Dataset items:
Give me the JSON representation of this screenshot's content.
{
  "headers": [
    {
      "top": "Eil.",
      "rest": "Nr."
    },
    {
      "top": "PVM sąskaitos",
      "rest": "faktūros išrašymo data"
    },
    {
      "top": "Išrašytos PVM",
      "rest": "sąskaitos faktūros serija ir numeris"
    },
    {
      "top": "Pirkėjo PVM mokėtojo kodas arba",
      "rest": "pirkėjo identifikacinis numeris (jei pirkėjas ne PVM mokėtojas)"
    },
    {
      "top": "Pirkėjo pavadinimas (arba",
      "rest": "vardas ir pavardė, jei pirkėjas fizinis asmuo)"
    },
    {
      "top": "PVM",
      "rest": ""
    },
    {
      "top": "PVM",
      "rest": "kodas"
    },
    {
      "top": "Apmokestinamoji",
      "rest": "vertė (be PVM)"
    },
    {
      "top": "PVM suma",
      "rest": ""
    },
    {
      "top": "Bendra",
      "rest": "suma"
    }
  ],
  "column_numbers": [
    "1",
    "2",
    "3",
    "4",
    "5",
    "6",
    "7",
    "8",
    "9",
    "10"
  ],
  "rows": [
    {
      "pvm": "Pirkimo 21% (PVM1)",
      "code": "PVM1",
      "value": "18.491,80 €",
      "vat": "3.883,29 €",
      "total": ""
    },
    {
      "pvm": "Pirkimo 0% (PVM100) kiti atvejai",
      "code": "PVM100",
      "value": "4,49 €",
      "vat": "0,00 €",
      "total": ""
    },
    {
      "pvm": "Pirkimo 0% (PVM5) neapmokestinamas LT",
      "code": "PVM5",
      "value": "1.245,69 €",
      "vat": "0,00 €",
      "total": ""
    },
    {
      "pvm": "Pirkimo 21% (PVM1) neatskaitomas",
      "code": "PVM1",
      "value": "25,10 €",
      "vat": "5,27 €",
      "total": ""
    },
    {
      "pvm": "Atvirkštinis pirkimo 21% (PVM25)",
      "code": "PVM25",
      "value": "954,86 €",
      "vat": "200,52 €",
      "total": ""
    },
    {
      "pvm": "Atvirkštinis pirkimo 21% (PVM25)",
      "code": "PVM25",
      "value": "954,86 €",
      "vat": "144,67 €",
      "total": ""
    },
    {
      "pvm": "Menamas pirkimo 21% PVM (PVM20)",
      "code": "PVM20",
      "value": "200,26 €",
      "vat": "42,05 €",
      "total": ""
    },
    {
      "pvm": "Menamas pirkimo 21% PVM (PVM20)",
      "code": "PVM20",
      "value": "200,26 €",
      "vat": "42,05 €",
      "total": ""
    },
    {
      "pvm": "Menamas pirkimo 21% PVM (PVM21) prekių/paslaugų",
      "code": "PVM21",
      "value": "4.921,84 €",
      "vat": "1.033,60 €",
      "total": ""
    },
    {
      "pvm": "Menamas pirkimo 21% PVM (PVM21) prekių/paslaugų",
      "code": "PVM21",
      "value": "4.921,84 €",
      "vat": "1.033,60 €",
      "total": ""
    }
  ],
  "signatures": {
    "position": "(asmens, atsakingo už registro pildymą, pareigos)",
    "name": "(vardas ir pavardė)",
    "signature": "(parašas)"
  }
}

* EXERCISE:
Quote all the records. Keep every word exact.

* RESPONSE FOR THIS EXERCISE:
Give me the JSON representation of this screenshot's content.
{
  "headers": [
    {
      "top": "Eil.",
      "rest": "Nr."
    },
    {
      "top": "PVM sąskaitos",
      "rest": "faktūros išrašymo data"
    },
    {
      "top": "Išrašytos PVM",
      "rest": "sąskaitos faktūros serija ir numeris"
    },
    {
      "top": "Pirkėjo PVM mokėtojo kodas arba",
      "rest": "pirkėjo identifikacinis numeris (jei pirkėjas ne PVM mokėtojas)"
    },
    {
      "top": "Pirkėjo pavadinimas (arba",
      "rest": "vardas ir pavardė, jei pirkėjas fizinis asmuo)"
    },
    {
      "top": "PVM",
      "rest": ""
    },
    {
      "top": "PVM",
      "rest": "kodas"
    },
    {
      "top": "Apmokestinamoji",
      "rest": "vertė (be PVM)"
    },
    {
      "top": "PVM suma",
      "rest": ""
    },
    {
      "top": "Bendra",
      "rest": "suma"
    }
  ],
  "column_numbers": [
    "1",
    "2",
    "3",
    "4",
    "5",
    "6",
    "7",
    "8",
    "9",
    "10"
  ],
  "rows": [
    {
      "pvm": "Pirkimo 21% (PVM1)",
      "code": "PVM1",
      "value": "18.491,80 €",
      "vat": "3.883,29 €",
      "total": ""
    },
    {
      "pvm": "Pirkimo 0% (PVM100) kiti atvejai",
      "code": "PVM100",
      "value": "4,49 €",
      "vat": "0,00 €",
      "total": ""
    },
    {
      "pvm": "Pirkimo 0% (PVM5) neapmokestinamas LT",
      "code": "PVM5",
      "value": "1.245,69 €",
      "vat": "0,00 €",
      "total": ""
    },
    {
      "pvm": "Pirkimo 21% (PVM1) neatskaitomas",
      "code": "PVM1",
      "value": "25,10 €",
      "vat": "5,27 €",
      "total": ""
    },
    {
      "pvm": "Atvirkštinis pirkimo 21% (PVM25)",
      "code": "PVM25",
      "value": "954,86 €",
      "vat": "200,52 €",
      "total": ""
    },
    {
      "pvm": "Atvirkštinis pirkimo 21% (PVM25)",
      "code": "PVM25",
      "value": "954,86 €",
      "vat": "144,67 €",
      "total": ""
    },
    {
      "pvm": "Menamas pirkimo 21% PVM (PVM20)",
      "code": "PVM20",
      "value": "200,26 €",
      "vat": "42,05 €",
      "total": ""
    },
    {
      "pvm": "Menamas pirkimo 21% PVM (PVM20)",
      "code": "PVM20",
      "value": "200,26 €",
      "vat": "42,05 €",
      "total": ""
    },
    {
      "pvm": "Menamas pirkimo 21% PVM (PVM21) prekių/paslaugų",
      "code": "PVM21",
      "value": "4.921,84 €",
      "vat": "1.033,60 €",
      "total": ""
    },
    {
      "pvm": "Menamas pirkimo 21% PVM (PVM21) prekių/paslaugų",
      "code": "PVM21",
      "value": "4.921,84 €",
      "vat": "1.033,60 €",
      "total": ""
    }
  ],
  "signatures": {
    "position": "(asmens, atsakingo už registro pildymą, pareigos)",
    "name": "(vardas ir pavardė)",
    "signature": "(parašas)"
  }
}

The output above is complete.